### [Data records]
__________________________________________________
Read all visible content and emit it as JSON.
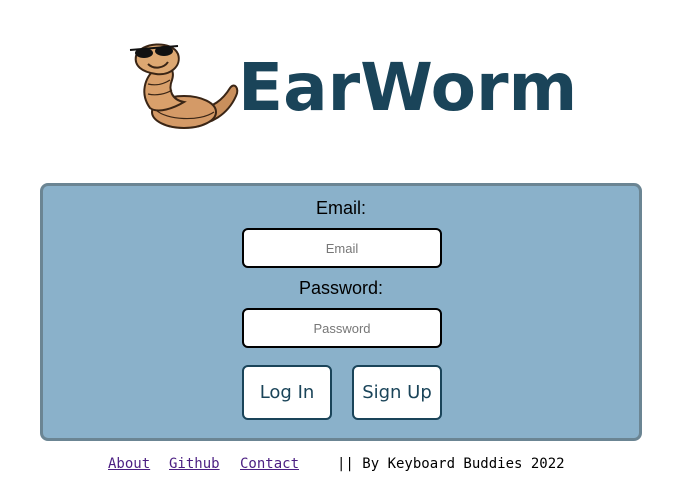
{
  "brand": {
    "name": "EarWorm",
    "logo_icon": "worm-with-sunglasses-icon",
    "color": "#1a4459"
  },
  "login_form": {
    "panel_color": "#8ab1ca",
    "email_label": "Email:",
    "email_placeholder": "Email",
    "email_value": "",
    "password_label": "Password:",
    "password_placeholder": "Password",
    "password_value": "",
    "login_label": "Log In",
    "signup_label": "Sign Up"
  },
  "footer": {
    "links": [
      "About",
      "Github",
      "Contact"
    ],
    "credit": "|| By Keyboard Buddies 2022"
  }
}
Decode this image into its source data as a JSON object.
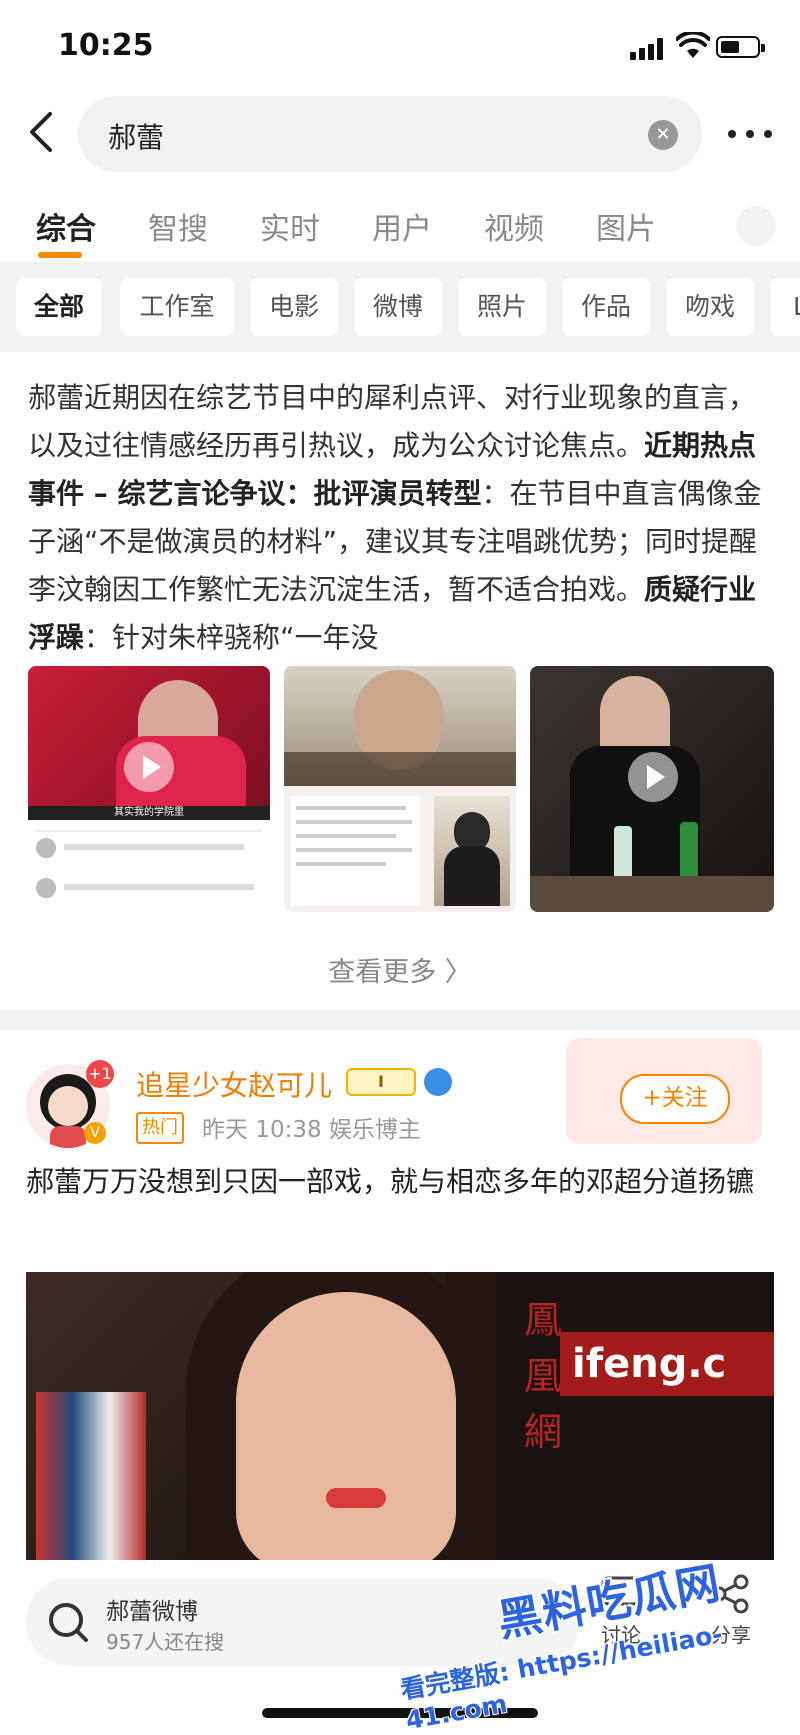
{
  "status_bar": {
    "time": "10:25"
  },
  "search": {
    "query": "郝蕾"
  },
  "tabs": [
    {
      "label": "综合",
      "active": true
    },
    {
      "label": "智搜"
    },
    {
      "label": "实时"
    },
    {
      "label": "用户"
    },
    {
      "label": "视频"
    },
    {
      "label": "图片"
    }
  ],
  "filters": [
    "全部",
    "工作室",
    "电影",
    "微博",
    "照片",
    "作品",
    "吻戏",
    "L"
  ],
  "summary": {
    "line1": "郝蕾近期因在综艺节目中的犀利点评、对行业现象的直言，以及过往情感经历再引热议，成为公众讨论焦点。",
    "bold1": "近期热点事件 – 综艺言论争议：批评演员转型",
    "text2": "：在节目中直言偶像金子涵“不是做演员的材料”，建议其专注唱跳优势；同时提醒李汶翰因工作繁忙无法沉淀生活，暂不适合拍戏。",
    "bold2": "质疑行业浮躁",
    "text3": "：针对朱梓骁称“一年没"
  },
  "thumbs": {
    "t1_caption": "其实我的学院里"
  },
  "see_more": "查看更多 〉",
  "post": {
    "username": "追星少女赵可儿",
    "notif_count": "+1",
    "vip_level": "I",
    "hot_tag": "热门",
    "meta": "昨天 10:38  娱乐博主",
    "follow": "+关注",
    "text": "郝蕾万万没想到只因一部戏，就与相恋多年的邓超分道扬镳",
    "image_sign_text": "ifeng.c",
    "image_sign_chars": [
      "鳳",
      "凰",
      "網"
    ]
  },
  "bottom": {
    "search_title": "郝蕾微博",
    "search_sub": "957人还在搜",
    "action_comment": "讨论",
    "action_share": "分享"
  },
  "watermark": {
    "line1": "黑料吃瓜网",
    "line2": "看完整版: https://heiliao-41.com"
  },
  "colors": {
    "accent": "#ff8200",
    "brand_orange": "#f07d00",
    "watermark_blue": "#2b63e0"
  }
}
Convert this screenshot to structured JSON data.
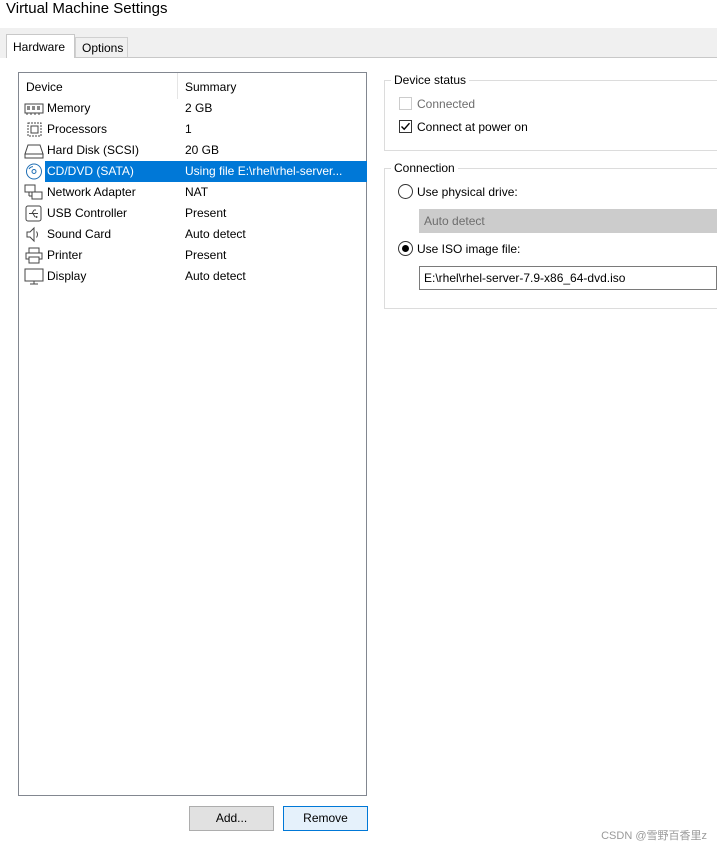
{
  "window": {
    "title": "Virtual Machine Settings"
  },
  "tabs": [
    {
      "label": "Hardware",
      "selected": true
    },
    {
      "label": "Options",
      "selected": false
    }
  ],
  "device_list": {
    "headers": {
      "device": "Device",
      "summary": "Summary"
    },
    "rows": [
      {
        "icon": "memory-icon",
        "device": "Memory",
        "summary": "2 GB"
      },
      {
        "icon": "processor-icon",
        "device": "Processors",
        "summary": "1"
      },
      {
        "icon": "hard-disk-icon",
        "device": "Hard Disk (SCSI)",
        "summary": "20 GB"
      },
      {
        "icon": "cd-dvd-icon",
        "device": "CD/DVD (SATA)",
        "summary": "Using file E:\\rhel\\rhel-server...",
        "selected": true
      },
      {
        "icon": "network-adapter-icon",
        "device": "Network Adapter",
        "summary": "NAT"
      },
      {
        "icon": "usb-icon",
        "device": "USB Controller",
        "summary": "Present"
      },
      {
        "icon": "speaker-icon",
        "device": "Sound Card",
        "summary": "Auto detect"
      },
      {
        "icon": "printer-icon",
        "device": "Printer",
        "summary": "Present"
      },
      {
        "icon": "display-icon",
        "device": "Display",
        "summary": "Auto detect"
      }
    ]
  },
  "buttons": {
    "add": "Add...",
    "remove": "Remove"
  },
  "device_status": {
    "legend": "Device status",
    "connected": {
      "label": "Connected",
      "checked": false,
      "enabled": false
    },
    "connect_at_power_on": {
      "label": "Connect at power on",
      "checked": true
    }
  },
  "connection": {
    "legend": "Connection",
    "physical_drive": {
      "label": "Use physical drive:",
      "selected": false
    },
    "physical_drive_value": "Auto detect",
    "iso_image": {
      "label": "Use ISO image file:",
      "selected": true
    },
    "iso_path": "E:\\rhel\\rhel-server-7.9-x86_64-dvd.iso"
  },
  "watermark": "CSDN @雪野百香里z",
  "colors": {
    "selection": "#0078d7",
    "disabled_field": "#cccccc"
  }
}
__________________________________________________
In the entries above, how many lines hold the word "file"? State the number and nothing else.

2